**What to produce**: Using the records below, report how many lines hold "było", with no extra text.

**Source material**:

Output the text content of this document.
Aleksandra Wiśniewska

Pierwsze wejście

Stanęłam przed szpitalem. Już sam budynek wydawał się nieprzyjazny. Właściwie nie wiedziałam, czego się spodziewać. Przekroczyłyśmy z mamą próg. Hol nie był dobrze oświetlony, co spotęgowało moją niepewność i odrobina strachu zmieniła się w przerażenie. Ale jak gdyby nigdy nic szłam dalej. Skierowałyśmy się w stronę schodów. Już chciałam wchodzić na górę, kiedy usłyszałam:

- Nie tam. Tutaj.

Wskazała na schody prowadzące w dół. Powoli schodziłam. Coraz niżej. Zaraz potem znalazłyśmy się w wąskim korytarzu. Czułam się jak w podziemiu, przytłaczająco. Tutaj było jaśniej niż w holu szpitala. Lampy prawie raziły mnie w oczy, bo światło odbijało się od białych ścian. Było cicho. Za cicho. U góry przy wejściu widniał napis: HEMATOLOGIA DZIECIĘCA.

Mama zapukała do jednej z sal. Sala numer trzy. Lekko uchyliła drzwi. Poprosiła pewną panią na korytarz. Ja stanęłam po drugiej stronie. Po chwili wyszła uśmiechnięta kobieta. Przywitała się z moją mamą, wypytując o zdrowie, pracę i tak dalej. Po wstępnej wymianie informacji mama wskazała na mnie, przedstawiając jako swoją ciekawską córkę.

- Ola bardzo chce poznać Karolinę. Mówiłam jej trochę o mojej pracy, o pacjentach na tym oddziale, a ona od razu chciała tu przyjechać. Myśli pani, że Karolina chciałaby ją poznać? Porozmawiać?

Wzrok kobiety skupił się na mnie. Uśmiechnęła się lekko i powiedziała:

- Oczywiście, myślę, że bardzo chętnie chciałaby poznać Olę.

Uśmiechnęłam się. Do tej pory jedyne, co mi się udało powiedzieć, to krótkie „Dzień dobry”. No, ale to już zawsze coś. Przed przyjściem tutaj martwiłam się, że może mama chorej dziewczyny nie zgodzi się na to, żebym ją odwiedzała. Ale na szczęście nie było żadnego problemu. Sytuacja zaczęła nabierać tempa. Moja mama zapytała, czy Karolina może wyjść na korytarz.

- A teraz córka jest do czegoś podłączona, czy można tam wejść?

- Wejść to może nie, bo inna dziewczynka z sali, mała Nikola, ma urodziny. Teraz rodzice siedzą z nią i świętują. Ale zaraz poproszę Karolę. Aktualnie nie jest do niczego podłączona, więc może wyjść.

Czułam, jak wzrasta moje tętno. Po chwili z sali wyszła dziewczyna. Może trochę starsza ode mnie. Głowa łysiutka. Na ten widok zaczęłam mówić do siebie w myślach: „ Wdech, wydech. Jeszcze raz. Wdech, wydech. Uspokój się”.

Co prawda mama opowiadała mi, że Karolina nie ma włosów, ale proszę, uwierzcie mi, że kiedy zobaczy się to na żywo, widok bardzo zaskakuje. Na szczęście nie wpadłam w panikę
---
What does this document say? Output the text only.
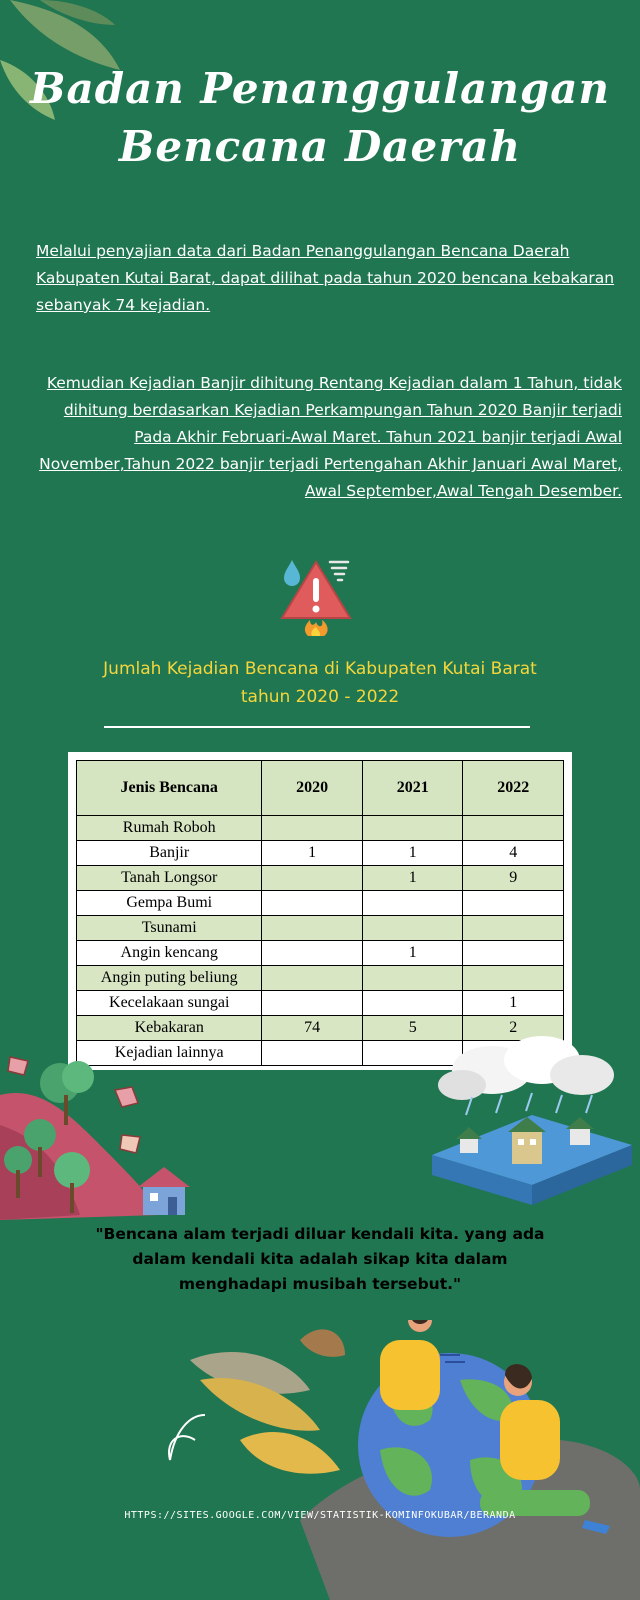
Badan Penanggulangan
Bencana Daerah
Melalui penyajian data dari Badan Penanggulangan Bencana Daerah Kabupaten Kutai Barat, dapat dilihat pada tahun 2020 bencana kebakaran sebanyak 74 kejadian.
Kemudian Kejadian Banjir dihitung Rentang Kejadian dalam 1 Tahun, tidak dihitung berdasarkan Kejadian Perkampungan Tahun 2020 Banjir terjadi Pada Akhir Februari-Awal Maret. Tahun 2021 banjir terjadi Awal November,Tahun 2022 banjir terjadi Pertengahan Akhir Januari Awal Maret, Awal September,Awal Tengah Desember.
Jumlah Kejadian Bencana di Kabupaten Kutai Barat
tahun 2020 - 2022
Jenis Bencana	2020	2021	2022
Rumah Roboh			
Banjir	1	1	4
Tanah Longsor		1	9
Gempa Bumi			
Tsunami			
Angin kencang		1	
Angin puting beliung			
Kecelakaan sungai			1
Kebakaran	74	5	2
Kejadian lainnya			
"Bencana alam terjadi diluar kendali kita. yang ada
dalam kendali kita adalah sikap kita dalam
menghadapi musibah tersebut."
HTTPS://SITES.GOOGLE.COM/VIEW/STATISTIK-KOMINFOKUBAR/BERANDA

**Written answer**: 2